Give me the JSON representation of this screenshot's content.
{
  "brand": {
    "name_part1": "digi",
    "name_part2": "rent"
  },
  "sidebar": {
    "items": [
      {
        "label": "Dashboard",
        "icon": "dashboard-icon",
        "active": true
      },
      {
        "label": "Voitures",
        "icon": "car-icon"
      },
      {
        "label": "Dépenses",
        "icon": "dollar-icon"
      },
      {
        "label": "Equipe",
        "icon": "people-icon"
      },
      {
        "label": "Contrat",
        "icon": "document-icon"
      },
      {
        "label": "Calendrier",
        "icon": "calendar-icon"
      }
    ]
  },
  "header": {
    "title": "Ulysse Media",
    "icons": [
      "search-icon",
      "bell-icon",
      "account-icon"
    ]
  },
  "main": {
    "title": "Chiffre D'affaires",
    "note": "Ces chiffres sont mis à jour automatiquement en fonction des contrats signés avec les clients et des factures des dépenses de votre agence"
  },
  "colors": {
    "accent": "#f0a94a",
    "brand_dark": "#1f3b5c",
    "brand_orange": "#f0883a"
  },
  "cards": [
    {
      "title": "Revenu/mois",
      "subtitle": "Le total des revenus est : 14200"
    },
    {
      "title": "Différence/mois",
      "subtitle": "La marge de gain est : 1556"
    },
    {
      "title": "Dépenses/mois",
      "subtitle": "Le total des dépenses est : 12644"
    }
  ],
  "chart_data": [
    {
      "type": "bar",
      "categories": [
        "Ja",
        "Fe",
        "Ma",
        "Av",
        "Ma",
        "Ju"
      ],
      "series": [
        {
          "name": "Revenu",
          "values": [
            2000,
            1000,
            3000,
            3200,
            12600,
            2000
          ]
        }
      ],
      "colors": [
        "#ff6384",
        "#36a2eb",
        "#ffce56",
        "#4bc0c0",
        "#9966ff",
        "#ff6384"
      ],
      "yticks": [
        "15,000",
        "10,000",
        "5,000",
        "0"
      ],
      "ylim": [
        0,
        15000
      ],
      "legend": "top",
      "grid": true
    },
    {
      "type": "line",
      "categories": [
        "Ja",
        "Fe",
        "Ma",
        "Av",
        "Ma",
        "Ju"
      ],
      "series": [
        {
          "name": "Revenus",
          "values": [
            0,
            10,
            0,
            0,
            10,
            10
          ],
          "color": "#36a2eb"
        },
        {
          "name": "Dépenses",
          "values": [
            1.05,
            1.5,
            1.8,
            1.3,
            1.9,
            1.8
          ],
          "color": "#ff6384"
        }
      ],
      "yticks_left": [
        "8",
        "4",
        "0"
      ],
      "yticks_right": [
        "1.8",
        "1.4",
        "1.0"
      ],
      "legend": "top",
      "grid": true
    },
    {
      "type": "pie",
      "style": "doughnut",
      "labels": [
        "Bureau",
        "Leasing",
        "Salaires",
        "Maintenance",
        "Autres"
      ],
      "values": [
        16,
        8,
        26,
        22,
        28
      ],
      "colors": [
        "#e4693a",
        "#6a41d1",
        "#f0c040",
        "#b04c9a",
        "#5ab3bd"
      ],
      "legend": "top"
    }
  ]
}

____________

* [TASK DESCRIPTION]:
From the data above, extract every line in its exact form.

* [FINISHED ANSWER]:
Give me the JSON representation of this screenshot's content.
{
  "brand": {
    "name_part1": "digi",
    "name_part2": "rent"
  },
  "sidebar": {
    "items": [
      {
        "label": "Dashboard",
        "icon": "dashboard-icon",
        "active": true
      },
      {
        "label": "Voitures",
        "icon": "car-icon"
      },
      {
        "label": "Dépenses",
        "icon": "dollar-icon"
      },
      {
        "label": "Equipe",
        "icon": "people-icon"
      },
      {
        "label": "Contrat",
        "icon": "document-icon"
      },
      {
        "label": "Calendrier",
        "icon": "calendar-icon"
      }
    ]
  },
  "header": {
    "title": "Ulysse Media",
    "icons": [
      "search-icon",
      "bell-icon",
      "account-icon"
    ]
  },
  "main": {
    "title": "Chiffre D'affaires",
    "note": "Ces chiffres sont mis à jour automatiquement en fonction des contrats signés avec les clients et des factures des dépenses de votre agence"
  },
  "colors": {
    "accent": "#f0a94a",
    "brand_dark": "#1f3b5c",
    "brand_orange": "#f0883a"
  },
  "cards": [
    {
      "title": "Revenu/mois",
      "subtitle": "Le total des revenus est : 14200"
    },
    {
      "title": "Différence/mois",
      "subtitle": "La marge de gain est : 1556"
    },
    {
      "title": "Dépenses/mois",
      "subtitle": "Le total des dépenses est : 12644"
    }
  ],
  "chart_data": [
    {
      "type": "bar",
      "categories": [
        "Ja",
        "Fe",
        "Ma",
        "Av",
        "Ma",
        "Ju"
      ],
      "series": [
        {
          "name": "Revenu",
          "values": [
            2000,
            1000,
            3000,
            3200,
            12600,
            2000
          ]
        }
      ],
      "colors": [
        "#ff6384",
        "#36a2eb",
        "#ffce56",
        "#4bc0c0",
        "#9966ff",
        "#ff6384"
      ],
      "yticks": [
        "15,000",
        "10,000",
        "5,000",
        "0"
      ],
      "ylim": [
        0,
        15000
      ],
      "legend": "top",
      "grid": true
    },
    {
      "type": "line",
      "categories": [
        "Ja",
        "Fe",
        "Ma",
        "Av",
        "Ma",
        "Ju"
      ],
      "series": [
        {
          "name": "Revenus",
          "values": [
            0,
            10,
            0,
            0,
            10,
            10
          ],
          "color": "#36a2eb"
        },
        {
          "name": "Dépenses",
          "values": [
            1.05,
            1.5,
            1.8,
            1.3,
            1.9,
            1.8
          ],
          "color": "#ff6384"
        }
      ],
      "yticks_left": [
        "8",
        "4",
        "0"
      ],
      "yticks_right": [
        "1.8",
        "1.4",
        "1.0"
      ],
      "legend": "top",
      "grid": true
    },
    {
      "type": "pie",
      "style": "doughnut",
      "labels": [
        "Bureau",
        "Leasing",
        "Salaires",
        "Maintenance",
        "Autres"
      ],
      "values": [
        16,
        8,
        26,
        22,
        28
      ],
      "colors": [
        "#e4693a",
        "#6a41d1",
        "#f0c040",
        "#b04c9a",
        "#5ab3bd"
      ],
      "legend": "top"
    }
  ]
}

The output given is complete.